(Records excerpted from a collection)
*** Block opens ***

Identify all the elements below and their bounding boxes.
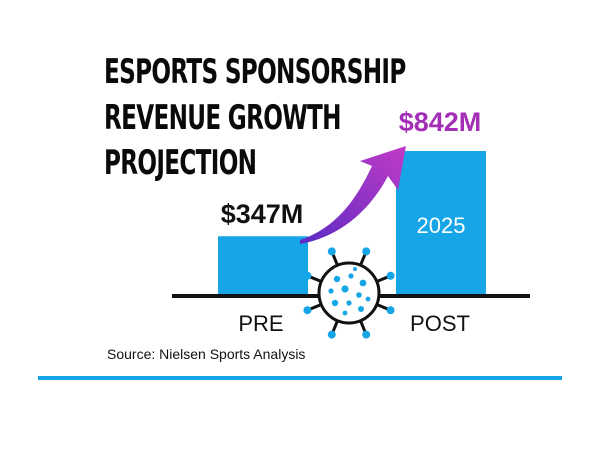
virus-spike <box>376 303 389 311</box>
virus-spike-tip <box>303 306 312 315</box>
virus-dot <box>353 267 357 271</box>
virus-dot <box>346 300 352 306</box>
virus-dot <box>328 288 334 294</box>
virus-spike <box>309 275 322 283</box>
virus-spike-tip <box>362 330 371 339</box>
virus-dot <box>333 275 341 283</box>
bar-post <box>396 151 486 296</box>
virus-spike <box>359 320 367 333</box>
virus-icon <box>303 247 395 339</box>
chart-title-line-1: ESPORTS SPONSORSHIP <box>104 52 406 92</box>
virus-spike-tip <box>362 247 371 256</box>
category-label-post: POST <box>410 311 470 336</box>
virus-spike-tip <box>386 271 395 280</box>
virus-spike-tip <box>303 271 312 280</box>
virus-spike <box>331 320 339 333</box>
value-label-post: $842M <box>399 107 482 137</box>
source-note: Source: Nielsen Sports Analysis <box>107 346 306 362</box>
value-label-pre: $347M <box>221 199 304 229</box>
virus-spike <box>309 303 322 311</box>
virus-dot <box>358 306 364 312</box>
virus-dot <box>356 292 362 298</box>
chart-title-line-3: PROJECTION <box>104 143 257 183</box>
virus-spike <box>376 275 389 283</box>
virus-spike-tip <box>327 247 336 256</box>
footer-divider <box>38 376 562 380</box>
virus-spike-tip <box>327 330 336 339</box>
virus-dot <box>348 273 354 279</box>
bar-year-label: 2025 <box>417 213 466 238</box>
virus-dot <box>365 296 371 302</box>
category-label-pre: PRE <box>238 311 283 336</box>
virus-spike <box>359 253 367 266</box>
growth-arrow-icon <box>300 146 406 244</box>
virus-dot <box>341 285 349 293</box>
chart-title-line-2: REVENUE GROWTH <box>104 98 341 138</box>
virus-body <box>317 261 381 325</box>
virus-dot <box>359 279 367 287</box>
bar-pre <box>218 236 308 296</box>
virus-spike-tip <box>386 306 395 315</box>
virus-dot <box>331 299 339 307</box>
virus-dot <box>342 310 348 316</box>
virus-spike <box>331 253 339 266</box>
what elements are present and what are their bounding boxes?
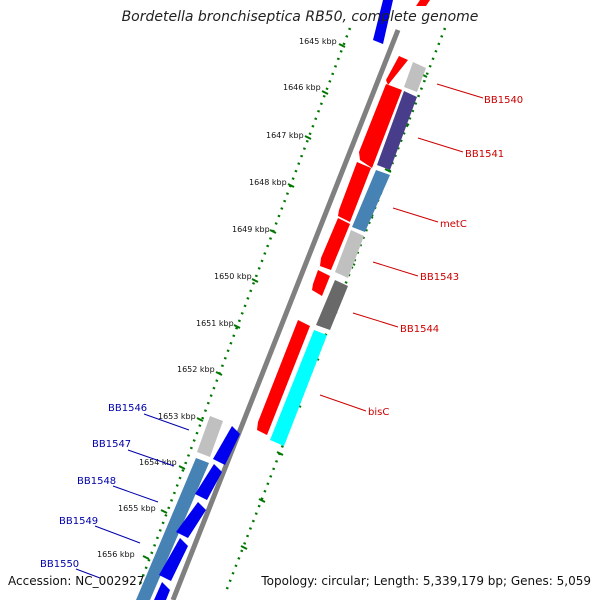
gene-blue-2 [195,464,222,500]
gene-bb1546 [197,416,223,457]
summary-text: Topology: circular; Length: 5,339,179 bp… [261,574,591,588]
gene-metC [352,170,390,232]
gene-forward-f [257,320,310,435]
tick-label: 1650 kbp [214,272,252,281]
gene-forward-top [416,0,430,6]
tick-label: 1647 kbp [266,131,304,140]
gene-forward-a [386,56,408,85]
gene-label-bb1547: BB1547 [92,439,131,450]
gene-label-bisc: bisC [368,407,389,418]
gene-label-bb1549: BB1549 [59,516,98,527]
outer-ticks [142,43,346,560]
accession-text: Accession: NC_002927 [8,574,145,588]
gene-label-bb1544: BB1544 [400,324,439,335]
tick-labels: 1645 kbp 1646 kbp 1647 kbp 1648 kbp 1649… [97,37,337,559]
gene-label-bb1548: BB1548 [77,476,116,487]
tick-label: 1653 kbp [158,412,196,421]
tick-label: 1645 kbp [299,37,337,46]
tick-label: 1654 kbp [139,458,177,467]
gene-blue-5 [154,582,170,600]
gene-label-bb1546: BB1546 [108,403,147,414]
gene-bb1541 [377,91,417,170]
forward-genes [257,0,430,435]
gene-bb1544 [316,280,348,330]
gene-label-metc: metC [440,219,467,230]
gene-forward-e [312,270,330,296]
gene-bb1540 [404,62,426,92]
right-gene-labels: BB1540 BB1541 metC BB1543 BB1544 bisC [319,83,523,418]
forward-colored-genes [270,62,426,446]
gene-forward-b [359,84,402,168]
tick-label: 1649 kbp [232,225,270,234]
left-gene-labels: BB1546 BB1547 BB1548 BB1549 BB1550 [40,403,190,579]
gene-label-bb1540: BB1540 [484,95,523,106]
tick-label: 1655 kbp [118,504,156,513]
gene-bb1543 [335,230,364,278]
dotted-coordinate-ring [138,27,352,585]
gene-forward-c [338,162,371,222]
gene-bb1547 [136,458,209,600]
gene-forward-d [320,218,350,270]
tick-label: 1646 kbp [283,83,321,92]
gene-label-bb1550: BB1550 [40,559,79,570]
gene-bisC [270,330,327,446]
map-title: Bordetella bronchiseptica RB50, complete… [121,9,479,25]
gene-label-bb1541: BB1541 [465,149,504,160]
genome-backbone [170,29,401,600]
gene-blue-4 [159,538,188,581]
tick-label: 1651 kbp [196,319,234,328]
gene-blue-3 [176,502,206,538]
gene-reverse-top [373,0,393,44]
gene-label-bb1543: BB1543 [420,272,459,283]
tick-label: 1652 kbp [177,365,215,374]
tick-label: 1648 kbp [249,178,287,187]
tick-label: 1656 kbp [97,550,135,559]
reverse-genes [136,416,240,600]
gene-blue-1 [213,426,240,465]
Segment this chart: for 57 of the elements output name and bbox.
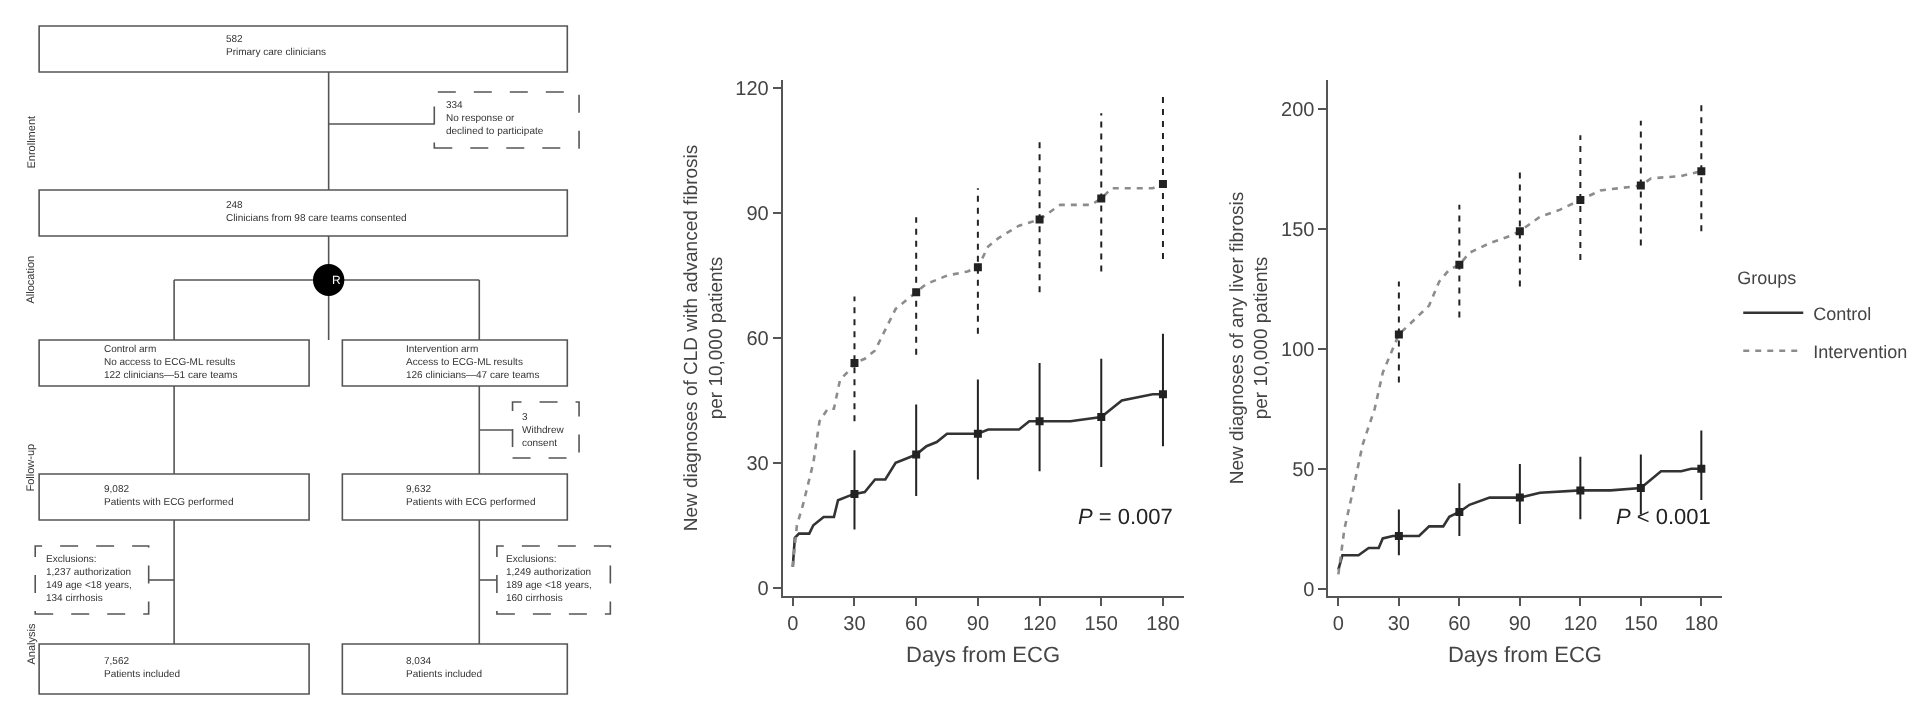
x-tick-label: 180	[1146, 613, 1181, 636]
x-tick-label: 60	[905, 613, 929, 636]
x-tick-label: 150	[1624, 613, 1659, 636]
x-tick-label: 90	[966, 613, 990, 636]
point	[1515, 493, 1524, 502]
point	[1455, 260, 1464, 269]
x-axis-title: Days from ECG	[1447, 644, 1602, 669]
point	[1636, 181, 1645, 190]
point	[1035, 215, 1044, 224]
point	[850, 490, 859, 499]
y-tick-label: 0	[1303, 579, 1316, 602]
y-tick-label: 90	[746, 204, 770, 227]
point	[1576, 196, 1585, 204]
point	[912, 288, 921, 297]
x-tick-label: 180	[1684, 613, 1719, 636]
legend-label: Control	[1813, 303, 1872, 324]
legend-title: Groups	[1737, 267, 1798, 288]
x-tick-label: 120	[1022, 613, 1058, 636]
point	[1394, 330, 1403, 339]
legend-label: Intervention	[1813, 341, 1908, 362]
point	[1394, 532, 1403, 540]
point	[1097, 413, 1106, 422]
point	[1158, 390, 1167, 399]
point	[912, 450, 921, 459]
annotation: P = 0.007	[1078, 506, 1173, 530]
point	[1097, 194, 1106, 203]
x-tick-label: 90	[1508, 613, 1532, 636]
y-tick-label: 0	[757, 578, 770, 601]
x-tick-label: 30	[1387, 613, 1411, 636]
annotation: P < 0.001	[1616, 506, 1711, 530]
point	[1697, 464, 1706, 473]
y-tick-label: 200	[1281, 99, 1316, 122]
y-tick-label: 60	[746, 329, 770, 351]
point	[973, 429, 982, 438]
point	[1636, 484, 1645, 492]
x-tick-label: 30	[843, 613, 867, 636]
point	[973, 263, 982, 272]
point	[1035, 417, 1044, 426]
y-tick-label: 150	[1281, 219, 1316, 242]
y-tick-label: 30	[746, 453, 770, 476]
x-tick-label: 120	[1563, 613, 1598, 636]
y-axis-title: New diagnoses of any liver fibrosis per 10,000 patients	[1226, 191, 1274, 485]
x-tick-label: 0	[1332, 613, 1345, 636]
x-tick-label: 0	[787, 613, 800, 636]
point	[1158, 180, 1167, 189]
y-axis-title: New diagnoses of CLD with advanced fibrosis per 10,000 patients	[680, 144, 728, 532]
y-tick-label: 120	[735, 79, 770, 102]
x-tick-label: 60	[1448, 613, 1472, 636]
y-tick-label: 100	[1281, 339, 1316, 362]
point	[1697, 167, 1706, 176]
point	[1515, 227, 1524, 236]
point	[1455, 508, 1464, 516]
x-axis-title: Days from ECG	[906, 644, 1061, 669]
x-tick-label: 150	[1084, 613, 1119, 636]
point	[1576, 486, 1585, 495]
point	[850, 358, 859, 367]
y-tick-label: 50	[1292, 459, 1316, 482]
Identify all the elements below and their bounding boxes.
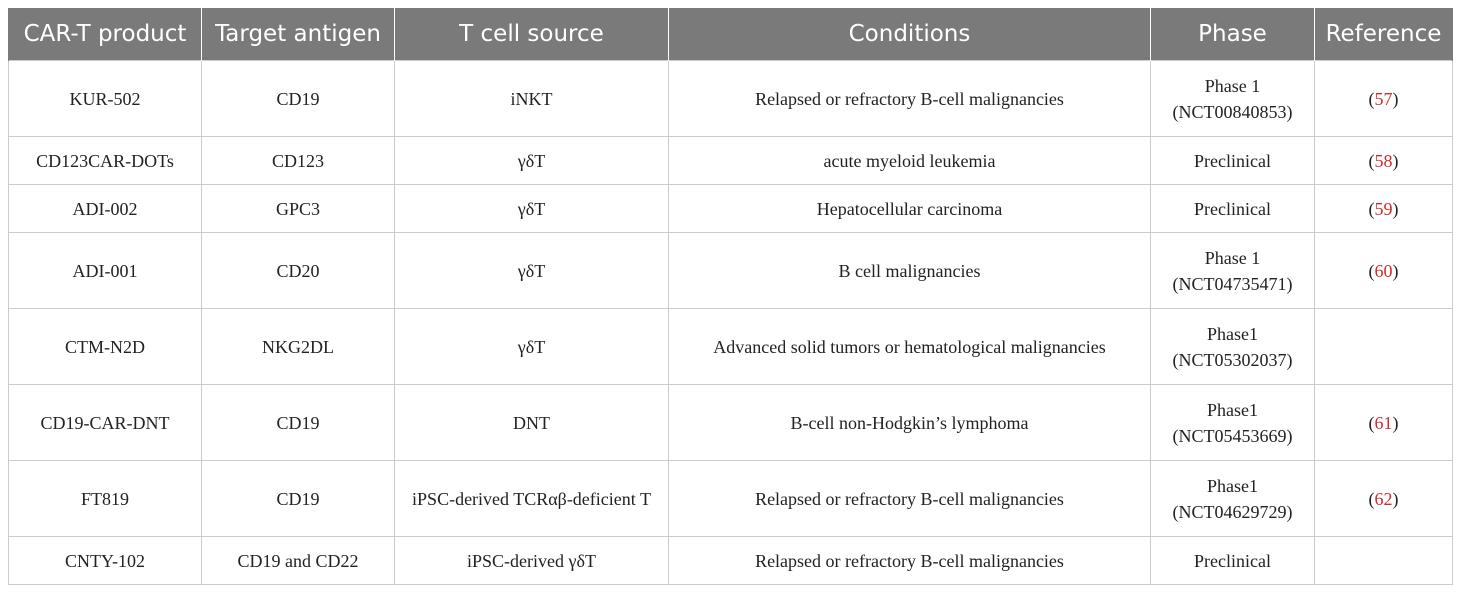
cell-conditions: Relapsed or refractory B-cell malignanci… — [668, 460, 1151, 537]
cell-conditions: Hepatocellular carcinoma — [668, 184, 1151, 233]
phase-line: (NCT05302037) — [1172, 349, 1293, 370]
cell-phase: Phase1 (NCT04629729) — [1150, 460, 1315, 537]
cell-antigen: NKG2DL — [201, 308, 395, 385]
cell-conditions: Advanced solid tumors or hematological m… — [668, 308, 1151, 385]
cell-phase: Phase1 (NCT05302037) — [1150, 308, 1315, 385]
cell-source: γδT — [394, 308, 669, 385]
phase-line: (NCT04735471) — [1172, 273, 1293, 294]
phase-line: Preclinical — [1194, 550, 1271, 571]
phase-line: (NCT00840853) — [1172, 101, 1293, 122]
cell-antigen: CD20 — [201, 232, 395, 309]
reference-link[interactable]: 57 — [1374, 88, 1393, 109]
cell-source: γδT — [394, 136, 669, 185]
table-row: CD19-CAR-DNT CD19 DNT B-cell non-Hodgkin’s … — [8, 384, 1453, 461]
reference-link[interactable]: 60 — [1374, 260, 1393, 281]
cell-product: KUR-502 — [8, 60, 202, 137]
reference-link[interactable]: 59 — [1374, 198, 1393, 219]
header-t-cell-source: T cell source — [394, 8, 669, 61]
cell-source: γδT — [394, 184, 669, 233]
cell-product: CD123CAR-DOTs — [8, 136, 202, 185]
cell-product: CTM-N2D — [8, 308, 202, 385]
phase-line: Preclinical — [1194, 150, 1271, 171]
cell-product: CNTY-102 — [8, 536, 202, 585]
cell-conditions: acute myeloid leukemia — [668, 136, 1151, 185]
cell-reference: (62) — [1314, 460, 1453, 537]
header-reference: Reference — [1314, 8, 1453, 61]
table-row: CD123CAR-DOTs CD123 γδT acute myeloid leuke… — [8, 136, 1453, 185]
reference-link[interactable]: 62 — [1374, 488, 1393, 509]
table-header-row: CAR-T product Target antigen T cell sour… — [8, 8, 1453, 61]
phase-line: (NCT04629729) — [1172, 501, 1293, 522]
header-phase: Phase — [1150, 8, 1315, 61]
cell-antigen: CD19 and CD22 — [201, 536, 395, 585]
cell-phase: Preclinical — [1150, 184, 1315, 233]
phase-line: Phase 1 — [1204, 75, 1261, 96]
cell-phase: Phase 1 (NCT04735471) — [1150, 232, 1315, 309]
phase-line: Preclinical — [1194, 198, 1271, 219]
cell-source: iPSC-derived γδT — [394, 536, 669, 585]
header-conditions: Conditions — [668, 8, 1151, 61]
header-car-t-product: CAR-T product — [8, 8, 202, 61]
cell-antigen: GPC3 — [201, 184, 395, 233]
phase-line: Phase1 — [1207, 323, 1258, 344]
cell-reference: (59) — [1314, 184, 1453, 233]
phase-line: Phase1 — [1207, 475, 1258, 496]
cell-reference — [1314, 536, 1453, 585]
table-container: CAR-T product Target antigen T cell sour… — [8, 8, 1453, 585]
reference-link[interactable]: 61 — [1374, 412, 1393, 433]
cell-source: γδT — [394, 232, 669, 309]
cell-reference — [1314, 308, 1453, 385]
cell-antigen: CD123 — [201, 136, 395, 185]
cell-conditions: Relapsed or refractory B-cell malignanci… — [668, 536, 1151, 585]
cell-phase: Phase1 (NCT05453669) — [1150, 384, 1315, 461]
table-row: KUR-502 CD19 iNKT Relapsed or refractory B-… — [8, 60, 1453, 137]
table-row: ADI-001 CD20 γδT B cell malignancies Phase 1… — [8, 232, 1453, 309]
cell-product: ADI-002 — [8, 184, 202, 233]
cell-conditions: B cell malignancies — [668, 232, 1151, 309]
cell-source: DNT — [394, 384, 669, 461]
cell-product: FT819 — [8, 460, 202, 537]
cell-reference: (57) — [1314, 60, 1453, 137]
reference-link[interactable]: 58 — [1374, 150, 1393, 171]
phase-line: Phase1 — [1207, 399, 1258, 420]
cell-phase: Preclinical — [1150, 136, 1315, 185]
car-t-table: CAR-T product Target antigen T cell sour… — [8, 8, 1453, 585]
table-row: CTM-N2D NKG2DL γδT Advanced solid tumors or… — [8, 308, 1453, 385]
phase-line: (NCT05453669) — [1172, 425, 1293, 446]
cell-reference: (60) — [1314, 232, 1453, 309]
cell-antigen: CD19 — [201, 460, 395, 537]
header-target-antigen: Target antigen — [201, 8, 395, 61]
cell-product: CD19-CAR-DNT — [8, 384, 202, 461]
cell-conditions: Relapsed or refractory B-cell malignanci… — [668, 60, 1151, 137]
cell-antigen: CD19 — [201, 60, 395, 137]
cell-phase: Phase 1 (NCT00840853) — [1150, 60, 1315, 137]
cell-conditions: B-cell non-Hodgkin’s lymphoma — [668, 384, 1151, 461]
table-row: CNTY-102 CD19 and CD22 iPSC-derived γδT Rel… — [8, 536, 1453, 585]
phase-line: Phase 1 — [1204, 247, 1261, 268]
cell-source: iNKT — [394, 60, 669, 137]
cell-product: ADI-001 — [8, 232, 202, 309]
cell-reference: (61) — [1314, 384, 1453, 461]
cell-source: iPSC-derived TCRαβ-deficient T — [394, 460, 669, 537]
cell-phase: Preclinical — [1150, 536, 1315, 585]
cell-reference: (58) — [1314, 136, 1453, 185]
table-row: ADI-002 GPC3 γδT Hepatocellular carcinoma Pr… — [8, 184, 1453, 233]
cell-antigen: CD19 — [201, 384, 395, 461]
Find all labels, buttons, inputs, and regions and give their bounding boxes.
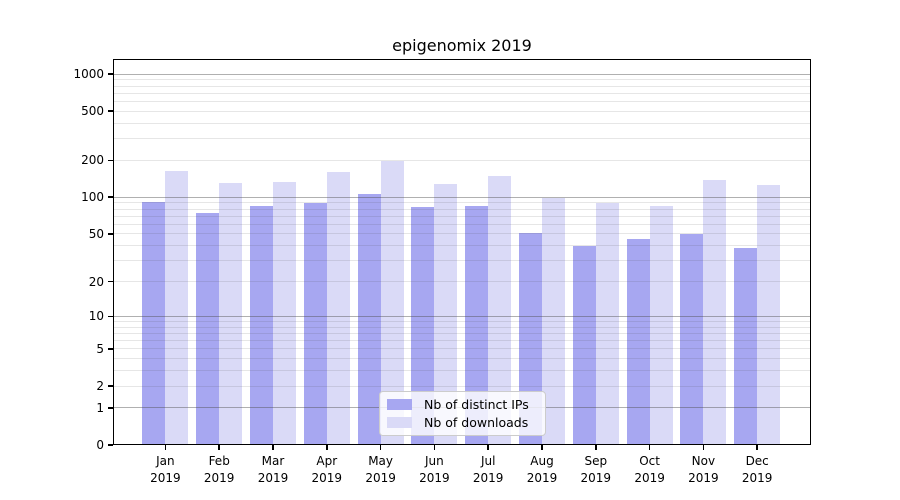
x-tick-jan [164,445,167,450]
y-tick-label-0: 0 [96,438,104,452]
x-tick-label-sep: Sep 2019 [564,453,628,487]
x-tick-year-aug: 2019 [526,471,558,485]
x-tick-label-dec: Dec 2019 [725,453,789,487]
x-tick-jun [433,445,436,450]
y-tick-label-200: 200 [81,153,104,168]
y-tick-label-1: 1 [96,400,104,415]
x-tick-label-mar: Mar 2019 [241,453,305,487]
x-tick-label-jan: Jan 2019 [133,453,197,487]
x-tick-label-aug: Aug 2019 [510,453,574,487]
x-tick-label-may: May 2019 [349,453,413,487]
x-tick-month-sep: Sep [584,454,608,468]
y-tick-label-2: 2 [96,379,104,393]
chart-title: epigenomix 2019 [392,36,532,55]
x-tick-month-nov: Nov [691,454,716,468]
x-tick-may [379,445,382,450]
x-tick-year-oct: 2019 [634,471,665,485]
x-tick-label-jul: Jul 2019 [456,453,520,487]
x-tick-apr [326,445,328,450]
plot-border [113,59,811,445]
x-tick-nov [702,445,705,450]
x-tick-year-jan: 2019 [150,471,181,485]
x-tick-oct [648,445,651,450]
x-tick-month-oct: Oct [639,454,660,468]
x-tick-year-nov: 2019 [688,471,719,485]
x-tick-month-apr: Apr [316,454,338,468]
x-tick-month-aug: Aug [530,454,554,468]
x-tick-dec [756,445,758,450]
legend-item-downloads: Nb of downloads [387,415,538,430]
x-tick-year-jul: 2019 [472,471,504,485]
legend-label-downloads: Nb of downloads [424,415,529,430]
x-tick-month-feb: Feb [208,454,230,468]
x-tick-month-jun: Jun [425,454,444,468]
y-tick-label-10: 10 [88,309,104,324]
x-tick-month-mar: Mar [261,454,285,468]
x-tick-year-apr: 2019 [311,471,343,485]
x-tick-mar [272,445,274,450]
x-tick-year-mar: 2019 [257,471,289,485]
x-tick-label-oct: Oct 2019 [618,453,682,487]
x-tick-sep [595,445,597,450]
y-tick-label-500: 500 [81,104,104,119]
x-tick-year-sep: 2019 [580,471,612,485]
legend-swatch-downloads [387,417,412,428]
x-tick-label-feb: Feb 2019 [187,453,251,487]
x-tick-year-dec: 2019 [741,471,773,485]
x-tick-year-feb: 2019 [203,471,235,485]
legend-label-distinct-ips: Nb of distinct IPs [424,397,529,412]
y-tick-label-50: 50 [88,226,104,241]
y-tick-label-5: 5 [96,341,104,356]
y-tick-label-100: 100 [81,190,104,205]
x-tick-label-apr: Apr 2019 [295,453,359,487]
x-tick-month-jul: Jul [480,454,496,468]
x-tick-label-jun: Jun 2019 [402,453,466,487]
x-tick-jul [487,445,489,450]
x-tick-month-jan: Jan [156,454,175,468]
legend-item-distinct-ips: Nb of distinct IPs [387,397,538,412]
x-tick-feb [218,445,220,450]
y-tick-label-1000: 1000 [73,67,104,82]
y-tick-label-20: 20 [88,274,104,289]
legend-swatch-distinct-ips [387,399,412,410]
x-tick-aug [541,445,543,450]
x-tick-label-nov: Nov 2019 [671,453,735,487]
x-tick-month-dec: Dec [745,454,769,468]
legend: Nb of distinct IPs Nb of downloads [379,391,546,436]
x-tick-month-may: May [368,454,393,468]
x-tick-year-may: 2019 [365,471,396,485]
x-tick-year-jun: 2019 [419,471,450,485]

*** Block closes ***

* _Exercise directions_
For the string "value", give the number of lines in the entries that contain it, with no other words.

* _Worked solution_
2